[Stored data entries]
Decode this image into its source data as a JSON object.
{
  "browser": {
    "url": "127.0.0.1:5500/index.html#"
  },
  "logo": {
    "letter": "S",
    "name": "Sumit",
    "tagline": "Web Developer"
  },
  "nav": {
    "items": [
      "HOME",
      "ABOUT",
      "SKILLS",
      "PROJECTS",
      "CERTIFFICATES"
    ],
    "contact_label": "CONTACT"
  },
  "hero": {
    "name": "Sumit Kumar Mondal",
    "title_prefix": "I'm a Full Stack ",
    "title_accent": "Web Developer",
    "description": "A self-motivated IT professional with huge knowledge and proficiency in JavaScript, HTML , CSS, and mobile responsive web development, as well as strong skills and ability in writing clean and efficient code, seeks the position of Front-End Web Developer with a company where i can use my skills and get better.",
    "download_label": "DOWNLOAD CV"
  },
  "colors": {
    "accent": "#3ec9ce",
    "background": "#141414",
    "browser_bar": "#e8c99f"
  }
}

→ **To do**
The entries above must be returned in full, exactly as shown.

→ **Solution to this task**
Decode this image into its source data as a JSON object.
{
  "browser": {
    "url": "127.0.0.1:5500/index.html#"
  },
  "logo": {
    "letter": "S",
    "name": "Sumit",
    "tagline": "Web Developer"
  },
  "nav": {
    "items": [
      "HOME",
      "ABOUT",
      "SKILLS",
      "PROJECTS",
      "CERTIFFICATES"
    ],
    "contact_label": "CONTACT"
  },
  "hero": {
    "name": "Sumit Kumar Mondal",
    "title_prefix": "I'm a Full Stack ",
    "title_accent": "Web Developer",
    "description": "A self-motivated IT professional with huge knowledge and proficiency in JavaScript, HTML , CSS, and mobile responsive web development, as well as strong skills and ability in writing clean and efficient code, seeks the position of Front-End Web Developer with a company where i can use my skills and get better.",
    "download_label": "DOWNLOAD CV"
  },
  "colors": {
    "accent": "#3ec9ce",
    "background": "#141414",
    "browser_bar": "#e8c99f"
  }
}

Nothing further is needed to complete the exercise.